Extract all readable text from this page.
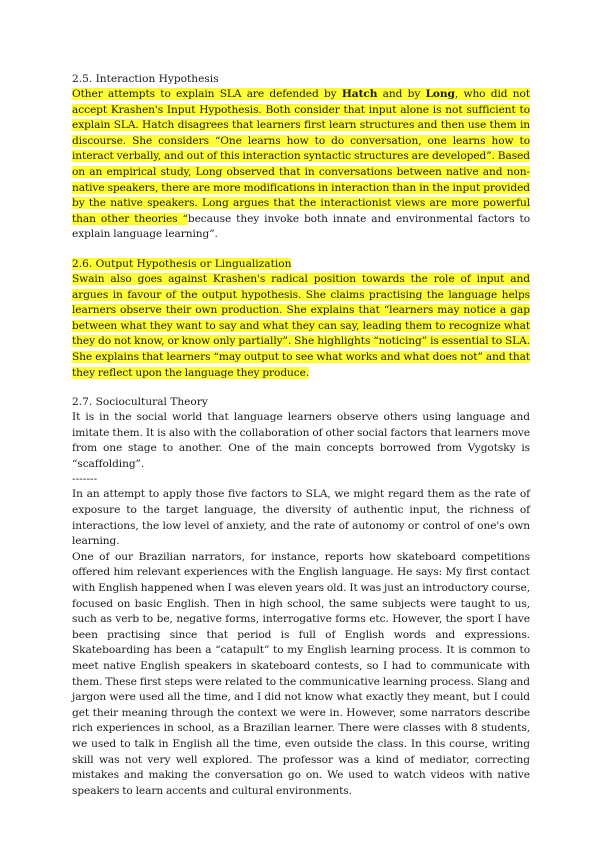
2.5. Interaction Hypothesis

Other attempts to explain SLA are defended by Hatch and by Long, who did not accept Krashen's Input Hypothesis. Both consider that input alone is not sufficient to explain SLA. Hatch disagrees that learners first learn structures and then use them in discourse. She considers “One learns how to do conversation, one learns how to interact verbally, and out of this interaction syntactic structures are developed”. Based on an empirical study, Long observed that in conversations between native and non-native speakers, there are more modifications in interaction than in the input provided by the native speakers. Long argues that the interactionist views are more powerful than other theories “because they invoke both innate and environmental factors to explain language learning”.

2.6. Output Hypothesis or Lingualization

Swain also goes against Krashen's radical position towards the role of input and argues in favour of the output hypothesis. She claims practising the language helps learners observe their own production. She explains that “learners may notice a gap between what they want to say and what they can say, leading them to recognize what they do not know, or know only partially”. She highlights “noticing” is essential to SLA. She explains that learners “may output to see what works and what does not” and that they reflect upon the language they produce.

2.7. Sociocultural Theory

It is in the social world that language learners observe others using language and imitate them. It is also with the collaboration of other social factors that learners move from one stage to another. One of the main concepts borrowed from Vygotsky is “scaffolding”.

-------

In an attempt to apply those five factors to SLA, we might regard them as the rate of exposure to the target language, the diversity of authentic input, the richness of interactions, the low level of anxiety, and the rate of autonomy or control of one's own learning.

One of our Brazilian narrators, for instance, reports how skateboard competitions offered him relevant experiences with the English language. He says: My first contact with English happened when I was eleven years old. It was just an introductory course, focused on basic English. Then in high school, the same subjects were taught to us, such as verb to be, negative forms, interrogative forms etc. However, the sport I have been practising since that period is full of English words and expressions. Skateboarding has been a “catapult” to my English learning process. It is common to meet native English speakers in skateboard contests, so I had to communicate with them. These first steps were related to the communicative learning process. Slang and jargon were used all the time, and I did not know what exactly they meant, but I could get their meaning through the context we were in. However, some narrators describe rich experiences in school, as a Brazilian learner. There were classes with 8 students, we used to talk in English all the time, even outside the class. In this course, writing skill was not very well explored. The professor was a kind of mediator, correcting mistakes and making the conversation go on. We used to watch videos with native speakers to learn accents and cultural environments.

=-=-=

PROBLEM
Leaving aside the images, write out the entries above word for word.

RIGHT ANSWER
Extract all readable text from this page.
2.5. Interaction Hypothesis

Other attempts to explain SLA are defended by Hatch and by Long, who did not accept Krashen's Input Hypothesis. Both consider that input alone is not sufficient to explain SLA. Hatch disagrees that learners first learn structures and then use them in discourse. She considers “One learns how to do conversation, one learns how to interact verbally, and out of this interaction syntactic structures are developed”. Based on an empirical study, Long observed that in conversations between native and non-native speakers, there are more modifications in interaction than in the input provided by the native speakers. Long argues that the interactionist views are more powerful than other theories “because they invoke both innate and environmental factors to explain language learning”.

2.6. Output Hypothesis or Lingualization

Swain also goes against Krashen's radical position towards the role of input and argues in favour of the output hypothesis. She claims practising the language helps learners observe their own production. She explains that “learners may notice a gap between what they want to say and what they can say, leading them to recognize what they do not know, or know only partially”. She highlights “noticing” is essential to SLA. She explains that learners “may output to see what works and what does not” and that they reflect upon the language they produce.

2.7. Sociocultural Theory

It is in the social world that language learners observe others using language and imitate them. It is also with the collaboration of other social factors that learners move from one stage to another. One of the main concepts borrowed from Vygotsky is “scaffolding”.

-------

In an attempt to apply those five factors to SLA, we might regard them as the rate of exposure to the target language, the diversity of authentic input, the richness of interactions, the low level of anxiety, and the rate of autonomy or control of one's own learning.

One of our Brazilian narrators, for instance, reports how skateboard competitions offered him relevant experiences with the English language. He says: My first contact with English happened when I was eleven years old. It was just an introductory course, focused on basic English. Then in high school, the same subjects were taught to us, such as verb to be, negative forms, interrogative forms etc. However, the sport I have been practising since that period is full of English words and expressions. Skateboarding has been a “catapult” to my English learning process. It is common to meet native English speakers in skateboard contests, so I had to communicate with them. These first steps were related to the communicative learning process. Slang and jargon were used all the time, and I did not know what exactly they meant, but I could get their meaning through the context we were in. However, some narrators describe rich experiences in school, as a Brazilian learner. There were classes with 8 students, we used to talk in English all the time, even outside the class. In this course, writing skill was not very well explored. The professor was a kind of mediator, correcting mistakes and making the conversation go on. We used to watch videos with native speakers to learn accents and cultural environments.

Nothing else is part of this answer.